**Do this**
Your answer is a single number: the count of lines that contain the string "filled".

**Given information**
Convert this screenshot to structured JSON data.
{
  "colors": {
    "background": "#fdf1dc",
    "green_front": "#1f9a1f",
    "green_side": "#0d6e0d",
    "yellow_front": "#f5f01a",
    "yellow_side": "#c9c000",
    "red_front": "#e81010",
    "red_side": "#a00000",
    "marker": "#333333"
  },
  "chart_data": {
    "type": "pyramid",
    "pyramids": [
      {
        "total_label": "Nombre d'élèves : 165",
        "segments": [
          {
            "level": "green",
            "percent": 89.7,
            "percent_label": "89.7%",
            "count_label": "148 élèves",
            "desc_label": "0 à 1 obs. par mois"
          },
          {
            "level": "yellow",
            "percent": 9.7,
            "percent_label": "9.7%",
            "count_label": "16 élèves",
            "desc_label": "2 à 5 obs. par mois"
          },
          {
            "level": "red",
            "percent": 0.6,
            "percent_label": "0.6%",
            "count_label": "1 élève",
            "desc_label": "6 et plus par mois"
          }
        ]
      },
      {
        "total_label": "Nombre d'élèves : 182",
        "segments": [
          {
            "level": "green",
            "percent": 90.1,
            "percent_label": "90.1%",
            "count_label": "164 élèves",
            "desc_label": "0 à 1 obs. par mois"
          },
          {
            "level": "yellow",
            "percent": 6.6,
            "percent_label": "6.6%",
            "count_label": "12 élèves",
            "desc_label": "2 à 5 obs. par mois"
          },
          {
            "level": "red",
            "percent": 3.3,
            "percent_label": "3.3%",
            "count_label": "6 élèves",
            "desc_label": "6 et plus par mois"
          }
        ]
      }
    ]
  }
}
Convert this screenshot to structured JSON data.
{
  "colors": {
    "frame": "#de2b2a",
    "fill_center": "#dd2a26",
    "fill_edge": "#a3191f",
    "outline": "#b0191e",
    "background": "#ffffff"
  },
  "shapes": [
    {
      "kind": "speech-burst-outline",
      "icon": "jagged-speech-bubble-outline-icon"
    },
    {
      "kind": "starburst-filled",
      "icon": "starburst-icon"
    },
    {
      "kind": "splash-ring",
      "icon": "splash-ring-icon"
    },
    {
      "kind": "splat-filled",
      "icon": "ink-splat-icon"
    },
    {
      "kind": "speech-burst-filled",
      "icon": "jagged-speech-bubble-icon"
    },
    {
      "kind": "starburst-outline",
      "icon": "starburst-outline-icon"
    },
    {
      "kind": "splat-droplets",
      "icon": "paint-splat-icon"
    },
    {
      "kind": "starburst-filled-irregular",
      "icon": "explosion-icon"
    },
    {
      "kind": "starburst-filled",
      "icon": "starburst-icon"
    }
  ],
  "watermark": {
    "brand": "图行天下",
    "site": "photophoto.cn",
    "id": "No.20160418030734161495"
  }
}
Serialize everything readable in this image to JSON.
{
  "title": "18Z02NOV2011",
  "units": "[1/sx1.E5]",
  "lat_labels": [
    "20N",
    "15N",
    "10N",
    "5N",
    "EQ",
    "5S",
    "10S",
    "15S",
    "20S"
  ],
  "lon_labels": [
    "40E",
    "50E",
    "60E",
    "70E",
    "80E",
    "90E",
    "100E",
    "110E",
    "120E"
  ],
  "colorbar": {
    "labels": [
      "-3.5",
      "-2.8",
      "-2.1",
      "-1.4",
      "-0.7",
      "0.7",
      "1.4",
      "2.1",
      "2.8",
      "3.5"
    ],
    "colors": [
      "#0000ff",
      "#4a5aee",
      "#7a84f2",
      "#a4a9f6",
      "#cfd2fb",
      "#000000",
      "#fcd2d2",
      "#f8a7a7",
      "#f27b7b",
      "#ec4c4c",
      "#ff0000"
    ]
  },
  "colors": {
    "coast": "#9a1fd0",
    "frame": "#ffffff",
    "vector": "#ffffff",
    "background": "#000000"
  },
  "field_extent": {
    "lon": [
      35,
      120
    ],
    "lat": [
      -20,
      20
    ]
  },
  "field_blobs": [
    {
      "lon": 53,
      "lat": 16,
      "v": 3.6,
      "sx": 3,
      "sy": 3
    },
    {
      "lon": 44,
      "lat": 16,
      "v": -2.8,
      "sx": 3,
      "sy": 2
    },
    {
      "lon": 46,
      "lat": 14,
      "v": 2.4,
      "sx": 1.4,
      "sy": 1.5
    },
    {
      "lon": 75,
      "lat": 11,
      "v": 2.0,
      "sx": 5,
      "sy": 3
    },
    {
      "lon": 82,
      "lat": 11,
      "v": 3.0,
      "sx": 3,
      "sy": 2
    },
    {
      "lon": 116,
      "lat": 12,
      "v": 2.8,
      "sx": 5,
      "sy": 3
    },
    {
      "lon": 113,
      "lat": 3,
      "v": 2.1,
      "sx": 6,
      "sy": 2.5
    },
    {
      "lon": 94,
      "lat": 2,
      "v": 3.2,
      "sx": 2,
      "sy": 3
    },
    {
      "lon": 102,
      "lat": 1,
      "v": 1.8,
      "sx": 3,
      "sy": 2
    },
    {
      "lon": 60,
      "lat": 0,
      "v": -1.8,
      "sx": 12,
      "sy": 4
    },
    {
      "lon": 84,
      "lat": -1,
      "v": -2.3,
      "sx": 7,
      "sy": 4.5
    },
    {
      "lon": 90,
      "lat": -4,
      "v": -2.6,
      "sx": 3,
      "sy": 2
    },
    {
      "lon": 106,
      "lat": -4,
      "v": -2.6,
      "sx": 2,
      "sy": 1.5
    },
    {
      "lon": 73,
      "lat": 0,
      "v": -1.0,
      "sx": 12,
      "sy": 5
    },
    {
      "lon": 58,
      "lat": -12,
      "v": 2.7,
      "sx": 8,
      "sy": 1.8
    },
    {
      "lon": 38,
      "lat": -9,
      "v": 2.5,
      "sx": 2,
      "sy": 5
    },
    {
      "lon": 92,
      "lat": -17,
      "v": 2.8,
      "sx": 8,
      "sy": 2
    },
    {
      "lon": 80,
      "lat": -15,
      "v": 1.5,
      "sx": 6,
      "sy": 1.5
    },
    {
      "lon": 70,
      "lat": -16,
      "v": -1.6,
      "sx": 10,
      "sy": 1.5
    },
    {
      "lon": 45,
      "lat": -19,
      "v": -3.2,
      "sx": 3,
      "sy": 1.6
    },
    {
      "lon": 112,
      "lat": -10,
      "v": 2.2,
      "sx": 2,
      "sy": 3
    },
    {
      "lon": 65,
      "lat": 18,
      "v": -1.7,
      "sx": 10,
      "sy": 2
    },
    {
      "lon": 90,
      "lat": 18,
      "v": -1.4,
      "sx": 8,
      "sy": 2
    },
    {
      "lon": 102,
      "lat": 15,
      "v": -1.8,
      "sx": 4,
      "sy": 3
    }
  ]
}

**Answer to this problem**
5